## Task statement
Retype all of the rows below character for character, leaving out the picture.

════

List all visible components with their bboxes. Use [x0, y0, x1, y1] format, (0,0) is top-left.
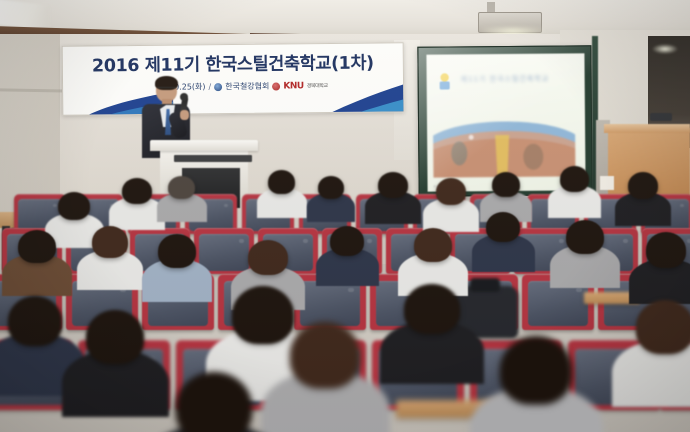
auditorium-seat[interactable] — [66, 228, 126, 274]
auditorium-seat[interactable] — [274, 340, 366, 410]
knu-logo-icon — [272, 82, 280, 90]
audience-seating — [0, 150, 690, 432]
auditorium-seat[interactable] — [450, 228, 510, 274]
banner-knu-tag: 경북대학교 — [307, 82, 328, 89]
auditorium-seat[interactable] — [2, 228, 62, 274]
seat-cushion — [376, 281, 436, 326]
seat-cushion — [455, 234, 505, 271]
backpack-strap — [470, 278, 500, 292]
folding-desk-tray — [584, 292, 640, 304]
control-desk-top — [604, 124, 690, 133]
auditorium-seat[interactable] — [660, 340, 690, 410]
seat-cushion — [474, 199, 518, 231]
seat-cushion — [477, 349, 554, 405]
seat-cushion — [531, 199, 575, 231]
seat-cushion — [645, 199, 689, 231]
auditorium-seat[interactable] — [0, 274, 62, 330]
seat-cushion — [303, 199, 347, 231]
auditorium-seat[interactable] — [258, 228, 318, 274]
auditorium-seat[interactable] — [642, 228, 690, 274]
seat-cushion — [0, 281, 56, 326]
corner-light — [652, 44, 678, 54]
auditorium-seat[interactable] — [578, 228, 638, 274]
seat-cushion — [519, 234, 569, 271]
speaker-glasses-icon — [157, 87, 176, 92]
seat-cushion — [327, 234, 377, 271]
seat-cushion — [417, 199, 461, 231]
seat-cushion — [263, 234, 313, 271]
auditorium-seat[interactable] — [130, 228, 190, 274]
event-banner: 2016 제11기 한국스틸건축학교(1차) .10.25(화) / 한국철강협… — [62, 42, 405, 116]
seat-cushion — [379, 349, 456, 405]
seat-cushion — [224, 281, 284, 326]
auditorium-seat[interactable] — [386, 228, 446, 274]
auditorium-seat[interactable] — [322, 228, 382, 274]
banner-separator: / — [208, 82, 211, 91]
seat-cushion — [71, 234, 121, 271]
seat-cushion — [199, 234, 249, 271]
auditorium-seat[interactable] — [218, 274, 290, 330]
seat-cushion — [588, 199, 632, 231]
auditorium-seat[interactable] — [66, 274, 138, 330]
auditorium-seat[interactable] — [176, 340, 268, 410]
auditorium-seat[interactable] — [294, 274, 366, 330]
speaker-hand — [180, 110, 189, 120]
slide-logo-icon — [437, 72, 453, 90]
seat-cushion — [183, 349, 260, 405]
seat-cushion — [132, 199, 176, 231]
seat-cushion — [667, 349, 690, 405]
banner-org-primary: 한국철강협회 — [225, 81, 269, 92]
auditorium-seat[interactable] — [78, 340, 170, 410]
desk-equipment — [650, 113, 672, 121]
seat-cushion — [75, 199, 119, 231]
banner-knu-word: KNU — [283, 81, 303, 91]
auditorium-seat[interactable] — [662, 274, 690, 330]
seat-cushion — [148, 281, 208, 326]
seat-cushion — [281, 349, 358, 405]
seat-cushion — [246, 199, 290, 231]
seat-cushion — [575, 349, 652, 405]
seat-cushion — [135, 234, 185, 271]
kosa-logo-icon — [214, 83, 222, 91]
folding-desk-tray — [396, 400, 526, 418]
seat-cushion — [18, 199, 62, 231]
seat-cushion — [7, 234, 57, 271]
auditorium-seat[interactable] — [568, 340, 660, 410]
seat-cushion — [391, 234, 441, 271]
seat-cushion — [85, 349, 162, 405]
seat-cushion — [189, 199, 233, 231]
seat-cushion — [647, 234, 690, 271]
auditorium-seat[interactable] — [194, 228, 254, 274]
auditorium-seat[interactable] — [514, 228, 574, 274]
seat-cushion — [528, 281, 588, 326]
seat-cushion — [0, 349, 65, 405]
microphone-head-icon — [180, 93, 188, 101]
seat-cushion — [360, 199, 404, 231]
backpack — [452, 286, 518, 338]
auditorium-seat[interactable] — [0, 340, 72, 410]
seat-cushion — [668, 281, 690, 326]
seat-cushion — [583, 234, 633, 271]
lecture-hall-photo: 2016 제11기 한국스틸건축학교(1차) .10.25(화) / 한국철강협… — [0, 0, 690, 432]
seat-cushion — [300, 281, 360, 326]
slide-title: 제11기 한국스틸건축학교 — [461, 74, 550, 85]
seat-cushion — [72, 281, 132, 326]
auditorium-seat[interactable] — [370, 274, 442, 330]
auditorium-seat[interactable] — [142, 274, 214, 330]
banner-title: 2016 제11기 한국스틸건축학교(1차) — [63, 49, 403, 78]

════

## Result of the exercise
List all visible components with their bboxes. Use [x0, y0, x1, y1] format, (0,0) is top-left.
auditorium-seat[interactable] — [66, 228, 126, 274]
auditorium-seat[interactable] — [274, 340, 366, 410]
knu-logo-icon — [272, 82, 280, 90]
audience-seating — [0, 150, 690, 432]
auditorium-seat[interactable] — [450, 228, 510, 274]
banner-knu-tag: 경북대학교 — [307, 82, 328, 89]
auditorium-seat[interactable] — [2, 228, 62, 274]
seat-cushion — [376, 281, 436, 326]
seat-cushion — [455, 234, 505, 271]
backpack-strap — [470, 278, 500, 292]
folding-desk-tray — [584, 292, 640, 304]
control-desk-top — [604, 124, 690, 133]
auditorium-seat[interactable] — [660, 340, 690, 410]
seat-cushion — [474, 199, 518, 231]
seat-cushion — [477, 349, 554, 405]
seat-cushion — [531, 199, 575, 231]
seat-cushion — [645, 199, 689, 231]
auditorium-seat[interactable] — [0, 274, 62, 330]
seat-cushion — [303, 199, 347, 231]
auditorium-seat[interactable] — [258, 228, 318, 274]
auditorium-seat[interactable] — [642, 228, 690, 274]
seat-cushion — [0, 281, 56, 326]
corner-light — [652, 44, 678, 54]
auditorium-seat[interactable] — [578, 228, 638, 274]
seat-cushion — [519, 234, 569, 271]
speaker-glasses-icon — [157, 87, 176, 92]
seat-cushion — [327, 234, 377, 271]
seat-cushion — [417, 199, 461, 231]
seat-cushion — [263, 234, 313, 271]
auditorium-seat[interactable] — [130, 228, 190, 274]
event-banner: 2016 제11기 한국스틸건축학교(1차) .10.25(화) / 한국철강협… — [62, 42, 405, 116]
seat-cushion — [379, 349, 456, 405]
seat-cushion — [224, 281, 284, 326]
auditorium-seat[interactable] — [386, 228, 446, 274]
auditorium-seat[interactable] — [322, 228, 382, 274]
banner-separator: / — [208, 82, 211, 91]
seat-cushion — [71, 234, 121, 271]
seat-cushion — [199, 234, 249, 271]
auditorium-seat[interactable] — [218, 274, 290, 330]
seat-cushion — [588, 199, 632, 231]
auditorium-seat[interactable] — [66, 274, 138, 330]
auditorium-seat[interactable] — [176, 340, 268, 410]
auditorium-seat[interactable] — [294, 274, 366, 330]
speaker-hand — [180, 110, 189, 120]
slide-logo-icon — [437, 72, 453, 90]
seat-cushion — [183, 349, 260, 405]
seat-cushion — [132, 199, 176, 231]
seat-cushion — [667, 349, 690, 405]
banner-org-primary: 한국철강협회 — [225, 81, 269, 92]
auditorium-seat[interactable] — [78, 340, 170, 410]
desk-equipment — [650, 113, 672, 121]
seat-cushion — [75, 199, 119, 231]
banner-knu-word: KNU — [283, 81, 303, 91]
auditorium-seat[interactable] — [662, 274, 690, 330]
seat-cushion — [148, 281, 208, 326]
seat-cushion — [281, 349, 358, 405]
seat-cushion — [246, 199, 290, 231]
seat-cushion — [575, 349, 652, 405]
seat-cushion — [135, 234, 185, 271]
kosa-logo-icon — [214, 83, 222, 91]
folding-desk-tray — [396, 400, 526, 418]
seat-cushion — [18, 199, 62, 231]
seat-cushion — [7, 234, 57, 271]
auditorium-seat[interactable] — [568, 340, 660, 410]
seat-cushion — [391, 234, 441, 271]
seat-cushion — [85, 349, 162, 405]
seat-cushion — [189, 199, 233, 231]
seat-cushion — [647, 234, 690, 271]
auditorium-seat[interactable] — [194, 228, 254, 274]
auditorium-seat[interactable] — [514, 228, 574, 274]
seat-cushion — [528, 281, 588, 326]
seat-cushion — [0, 349, 65, 405]
microphone-head-icon — [180, 93, 188, 101]
seat-cushion — [360, 199, 404, 231]
backpack — [452, 286, 518, 338]
auditorium-seat[interactable] — [0, 340, 72, 410]
seat-cushion — [668, 281, 690, 326]
seat-cushion — [583, 234, 633, 271]
lecture-hall-photo: 2016 제11기 한국스틸건축학교(1차) .10.25(화) / 한국철강협… — [0, 0, 690, 432]
seat-cushion — [300, 281, 360, 326]
slide-title: 제11기 한국스틸건축학교 — [461, 74, 550, 85]
seat-cushion — [72, 281, 132, 326]
auditorium-seat[interactable] — [370, 274, 442, 330]
auditorium-seat[interactable] — [142, 274, 214, 330]
banner-title: 2016 제11기 한국스틸건축학교(1차) — [63, 49, 403, 78]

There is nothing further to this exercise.